--- Begin DATA ROWS ---
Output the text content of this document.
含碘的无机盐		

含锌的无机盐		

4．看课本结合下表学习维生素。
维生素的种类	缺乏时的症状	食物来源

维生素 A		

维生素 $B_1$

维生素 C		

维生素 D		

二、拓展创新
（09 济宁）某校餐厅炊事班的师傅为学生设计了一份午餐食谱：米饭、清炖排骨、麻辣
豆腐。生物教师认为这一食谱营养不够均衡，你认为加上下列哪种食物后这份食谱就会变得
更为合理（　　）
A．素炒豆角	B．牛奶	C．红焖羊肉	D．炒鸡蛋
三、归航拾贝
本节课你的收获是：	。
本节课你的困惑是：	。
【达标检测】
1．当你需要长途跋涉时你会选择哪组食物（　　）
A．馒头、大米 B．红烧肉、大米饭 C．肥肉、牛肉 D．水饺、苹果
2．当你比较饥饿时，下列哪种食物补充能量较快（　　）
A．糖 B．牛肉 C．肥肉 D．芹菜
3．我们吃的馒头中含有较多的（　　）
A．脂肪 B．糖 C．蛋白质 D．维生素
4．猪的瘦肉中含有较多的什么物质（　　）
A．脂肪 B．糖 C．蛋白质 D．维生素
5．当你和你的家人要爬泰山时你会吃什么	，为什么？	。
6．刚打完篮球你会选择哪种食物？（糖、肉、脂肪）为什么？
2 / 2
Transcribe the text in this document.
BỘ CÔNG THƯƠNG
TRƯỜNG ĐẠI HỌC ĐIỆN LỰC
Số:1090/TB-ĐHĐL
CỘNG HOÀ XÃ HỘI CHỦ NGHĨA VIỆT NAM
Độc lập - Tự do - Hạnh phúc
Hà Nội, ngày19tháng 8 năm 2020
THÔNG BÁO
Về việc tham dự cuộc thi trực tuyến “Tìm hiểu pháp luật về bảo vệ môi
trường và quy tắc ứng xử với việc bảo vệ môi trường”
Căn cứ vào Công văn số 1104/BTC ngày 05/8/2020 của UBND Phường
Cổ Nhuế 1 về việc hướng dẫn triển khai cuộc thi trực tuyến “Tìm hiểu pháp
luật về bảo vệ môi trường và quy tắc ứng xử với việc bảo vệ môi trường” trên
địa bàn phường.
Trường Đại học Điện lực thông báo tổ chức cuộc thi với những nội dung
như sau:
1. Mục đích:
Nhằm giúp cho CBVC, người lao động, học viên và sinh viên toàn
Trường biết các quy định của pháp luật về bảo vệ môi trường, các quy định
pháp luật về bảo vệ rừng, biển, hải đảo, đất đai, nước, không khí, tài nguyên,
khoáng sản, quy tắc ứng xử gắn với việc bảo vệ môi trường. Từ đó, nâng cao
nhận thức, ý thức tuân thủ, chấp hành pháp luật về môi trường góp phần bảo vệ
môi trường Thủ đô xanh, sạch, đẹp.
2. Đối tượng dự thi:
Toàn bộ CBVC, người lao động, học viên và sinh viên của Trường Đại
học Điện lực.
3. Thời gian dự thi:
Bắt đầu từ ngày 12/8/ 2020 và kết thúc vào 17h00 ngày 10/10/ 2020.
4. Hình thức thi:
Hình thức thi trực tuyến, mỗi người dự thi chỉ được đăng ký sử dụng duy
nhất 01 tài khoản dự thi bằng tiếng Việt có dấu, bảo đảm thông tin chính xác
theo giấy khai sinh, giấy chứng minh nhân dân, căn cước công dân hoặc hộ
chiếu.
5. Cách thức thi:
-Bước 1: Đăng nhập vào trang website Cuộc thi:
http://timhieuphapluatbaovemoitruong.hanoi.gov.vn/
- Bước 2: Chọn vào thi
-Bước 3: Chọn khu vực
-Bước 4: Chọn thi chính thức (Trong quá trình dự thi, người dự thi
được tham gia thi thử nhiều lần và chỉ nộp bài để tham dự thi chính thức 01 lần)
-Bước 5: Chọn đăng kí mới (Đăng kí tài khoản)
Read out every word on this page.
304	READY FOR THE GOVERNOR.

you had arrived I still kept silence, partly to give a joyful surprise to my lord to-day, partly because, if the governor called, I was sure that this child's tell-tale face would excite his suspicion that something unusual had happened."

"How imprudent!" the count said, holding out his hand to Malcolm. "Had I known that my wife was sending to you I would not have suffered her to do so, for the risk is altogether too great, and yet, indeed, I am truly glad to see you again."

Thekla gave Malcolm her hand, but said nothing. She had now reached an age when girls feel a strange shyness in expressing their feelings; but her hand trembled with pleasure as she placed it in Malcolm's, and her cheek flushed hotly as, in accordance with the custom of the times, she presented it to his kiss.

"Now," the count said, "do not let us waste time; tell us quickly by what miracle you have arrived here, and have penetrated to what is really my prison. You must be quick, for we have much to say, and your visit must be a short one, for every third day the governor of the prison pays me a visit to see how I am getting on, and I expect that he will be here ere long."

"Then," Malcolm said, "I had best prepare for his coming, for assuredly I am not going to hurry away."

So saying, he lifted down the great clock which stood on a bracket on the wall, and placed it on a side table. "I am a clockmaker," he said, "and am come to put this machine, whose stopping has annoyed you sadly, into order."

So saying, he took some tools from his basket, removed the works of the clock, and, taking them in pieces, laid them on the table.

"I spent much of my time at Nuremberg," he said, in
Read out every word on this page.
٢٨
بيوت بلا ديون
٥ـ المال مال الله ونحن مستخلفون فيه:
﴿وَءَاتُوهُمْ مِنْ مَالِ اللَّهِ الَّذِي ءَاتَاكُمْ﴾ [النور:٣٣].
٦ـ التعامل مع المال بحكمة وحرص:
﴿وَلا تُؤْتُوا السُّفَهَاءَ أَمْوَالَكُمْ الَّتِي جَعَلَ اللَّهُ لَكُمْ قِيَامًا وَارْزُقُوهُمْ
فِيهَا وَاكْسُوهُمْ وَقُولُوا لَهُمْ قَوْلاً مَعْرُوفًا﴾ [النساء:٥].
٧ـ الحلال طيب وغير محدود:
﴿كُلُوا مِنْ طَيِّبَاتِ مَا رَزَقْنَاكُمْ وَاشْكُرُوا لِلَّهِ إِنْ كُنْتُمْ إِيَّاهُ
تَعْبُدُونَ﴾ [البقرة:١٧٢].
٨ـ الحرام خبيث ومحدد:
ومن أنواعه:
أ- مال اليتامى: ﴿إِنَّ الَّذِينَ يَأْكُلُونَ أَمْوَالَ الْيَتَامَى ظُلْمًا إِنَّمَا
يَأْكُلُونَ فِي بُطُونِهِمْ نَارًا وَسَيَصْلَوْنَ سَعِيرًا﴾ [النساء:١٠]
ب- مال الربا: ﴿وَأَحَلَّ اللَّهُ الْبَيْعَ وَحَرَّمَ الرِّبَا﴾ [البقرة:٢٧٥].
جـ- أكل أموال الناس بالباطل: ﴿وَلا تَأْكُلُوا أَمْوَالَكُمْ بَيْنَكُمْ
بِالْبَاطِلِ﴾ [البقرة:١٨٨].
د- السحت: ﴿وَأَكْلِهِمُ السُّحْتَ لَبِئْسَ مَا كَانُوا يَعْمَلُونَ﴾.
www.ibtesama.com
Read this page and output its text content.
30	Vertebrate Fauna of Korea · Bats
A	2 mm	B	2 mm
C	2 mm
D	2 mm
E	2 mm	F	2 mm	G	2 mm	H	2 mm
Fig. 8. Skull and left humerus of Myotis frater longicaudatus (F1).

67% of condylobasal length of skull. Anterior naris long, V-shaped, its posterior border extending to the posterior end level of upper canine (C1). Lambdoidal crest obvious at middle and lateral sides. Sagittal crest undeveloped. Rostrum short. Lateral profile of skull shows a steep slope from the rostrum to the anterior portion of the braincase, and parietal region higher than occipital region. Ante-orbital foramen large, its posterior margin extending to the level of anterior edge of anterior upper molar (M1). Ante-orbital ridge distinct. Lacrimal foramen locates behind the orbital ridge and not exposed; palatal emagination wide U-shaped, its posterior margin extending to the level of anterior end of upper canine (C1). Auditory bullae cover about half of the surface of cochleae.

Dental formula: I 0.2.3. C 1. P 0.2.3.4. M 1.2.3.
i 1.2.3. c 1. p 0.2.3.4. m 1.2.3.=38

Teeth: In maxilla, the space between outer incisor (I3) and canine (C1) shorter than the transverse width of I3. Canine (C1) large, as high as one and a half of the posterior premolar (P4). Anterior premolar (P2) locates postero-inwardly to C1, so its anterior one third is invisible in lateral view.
--- End DATA ROWS ---
_CHALLENGE_
Select every line in the material above where the string "lateral" occurs, and copy it.

_COMPLETED TASK_
67% of condylobasal length of skull. Anterior naris long, V-shaped, its posterior border extending to the posterior end level of upper canine (C1). Lambdoidal crest obvious at middle and lateral sides. Sagittal crest undeveloped. Rostrum short. Lateral profile of skull shows a steep slope from the rostrum to the anterior portion of the braincase, and parietal region higher than occipital region. Ante-orbital foramen large, its posterior margin extending to the level of anterior edge of anterior upper molar (M1). Ante-orbital ridge distinct. Lacrimal foramen locates behind the orbital ridge and not exposed; palatal emagination wide U-shaped, its posterior margin extending to the level of anterior end of upper canine (C1). Auditory bullae cover about half of the surface of cochleae.
Teeth: In maxilla, the space between outer incisor (I3) and canine (C1) shorter than the transverse width of I3. Canine (C1) large, as high as one and a half of the posterior premolar (P4). Anterior premolar (P2) locates postero-inwardly to C1, so its anterior one third is invisible in lateral view.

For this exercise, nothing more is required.